Filter the entries below, keeping only lines with the word "crédito".

== GIVEN DATA

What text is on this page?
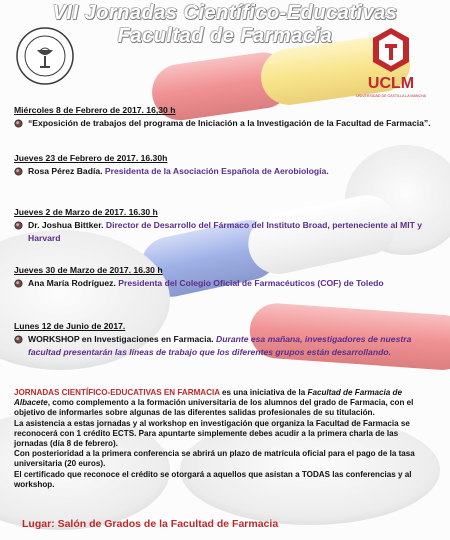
VII Jornadas Científico-Educativas
Facultad de Farmacia
UCLM
UNIVERSIDAD DE CASTILLA LA MANCHA
Miércoles 8 de Febrero de 2017. 16,30 h
“Exposición de trabajos del programa de Iniciación a la Investigación de la Facultad de Farmacia”.
Jueves 23 de Febrero de 2017. 16.30h
Rosa Pérez Badía. Presidenta de la Asociación Española de Aerobiología.
Jueves 2 de Marzo de 2017. 16.30 h
Dr. Joshua Bittker. Director de Desarrollo del Fármaco del Instituto Broad, perteneciente al MIT y Harvard
Jueves 30 de Marzo de 2017. 16.30 h
Ana María Rodríguez. Presidenta del Colegio Oficial de Farmacéuticos (COF) de Toledo
Lunes 12 de Junio de 2017.
WORKSHOP en Investigaciones en Farmacia. Durante esa mañana, investigadores de nuestra facultad presentarán las líneas de trabajo que los diferentes grupos están desarrollando.

JORNADAS CIENTÍFICO-EDUCATIVAS EN FARMACIA es una iniciativa de la Facultad de Farmacia de Albacete, como complemento a la formación universitaria de los alumnos del grado de Farmacia, con el objetivo de informarles sobre algunas de las diferentes salidas profesionales de su titulación.

La asistencia a estas jornadas y al workshop en investigación que organiza la Facultad de Farmacia se reconocerá con 1 crédito ECTS. Para apuntarte simplemente debes acudir a la primera charla de las jornadas (día 8 de febrero).

Con posterioridad a la primera conferencia se abrirá un plazo de matrícula oficial para el pago de la tasa universitaria (20 euros).

El certificado que reconoce el crédito se otorgará a aquellos que asistan a TODAS las conferencias y al workshop.

Lugar: Salón de Grados de la Facultad de Farmacia
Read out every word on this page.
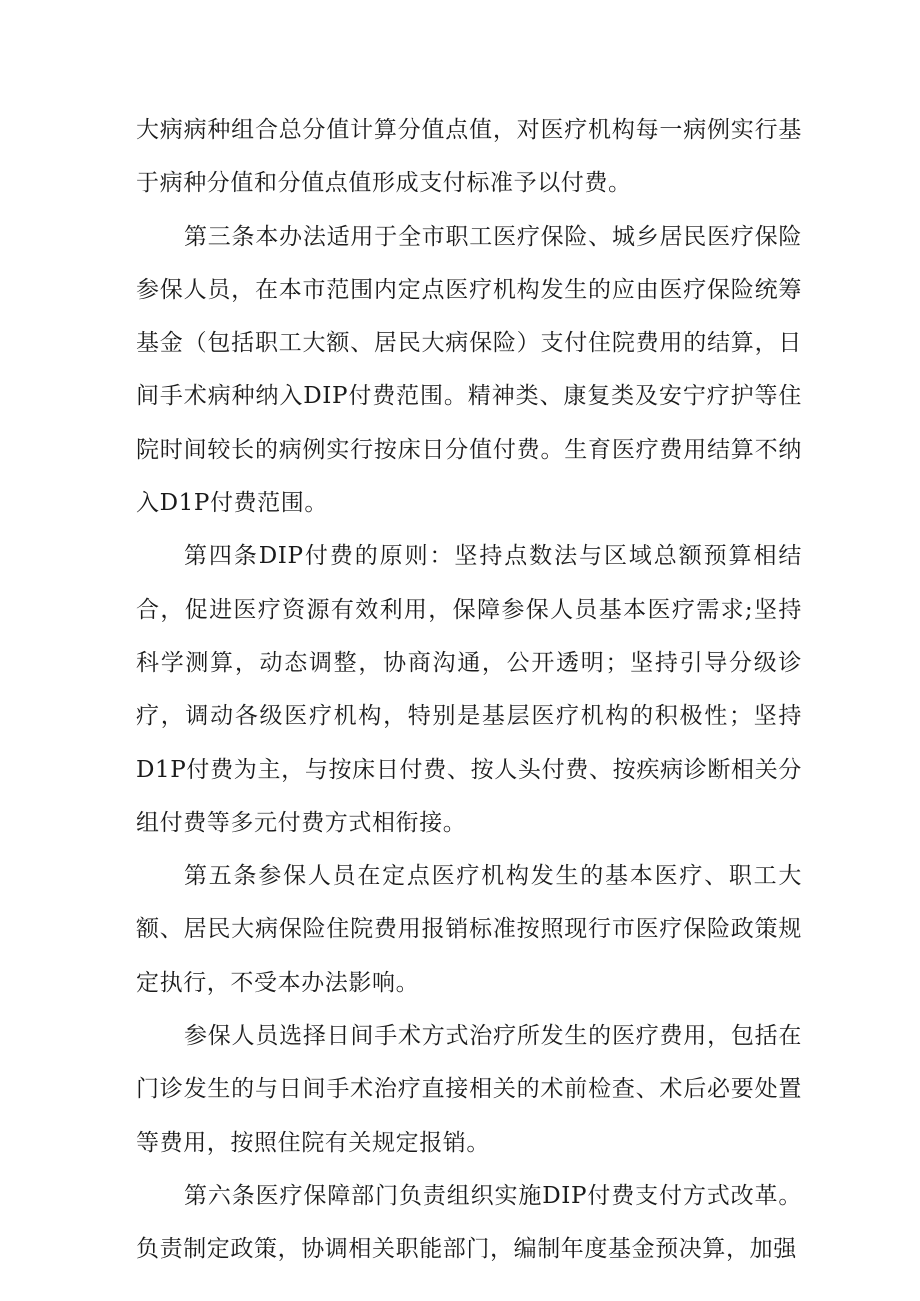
大病病种组合总分值计算分值点值，对医疗机构每一病例实行基于病种分值和分值点值形成支付标准予以付费。

第三条本办法适用于全市职工医疗保险、城乡居民医疗保险参保人员，在本市范围内定点医疗机构发生的应由医疗保险统筹基金（包括职工大额、居民大病保险）支付住院费用的结算，日间手术病种纳入DIP付费范围。精神类、康复类及安宁疗护等住院时间较长的病例实行按床日分值付费。生育医疗费用结算不纳入D1P付费范围。

第四条DIP付费的原则：坚持点数法与区域总额预算相结合，促进医疗资源有效利用，保障参保人员基本医疗需求;坚持科学测算，动态调整，协商沟通，公开透明；坚持引导分级诊疗，调动各级医疗机构，特别是基层医疗机构的积极性；坚持D1P付费为主，与按床日付费、按人头付费、按疾病诊断相关分组付费等多元付费方式相衔接。

第五条参保人员在定点医疗机构发生的基本医疗、职工大额、居民大病保险住院费用报销标准按照现行市医疗保险政策规定执行，不受本办法影响。

参保人员选择日间手术方式治疗所发生的医疗费用，包括在门诊发生的与日间手术治疗直接相关的术前检查、术后必要处置等费用，按照住院有关规定报销。

第六条医疗保障部门负责组织实施DIP付费支付方式改革。负责制定政策，协调相关职能部门，编制年度基金预决算，加强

====

_THE SOLUTION_:
La asistencia a estas jornadas y al workshop en investigación que organiza la Facultad de Farmacia se reconocerá con 1 crédito ECTS. Para apuntarte simplemente debes acudir a la primera charla de las jornadas (día 8 de febrero).
El certificado que reconoce el crédito se otorgará a aquellos que asistan a TODAS las conferencias y al workshop.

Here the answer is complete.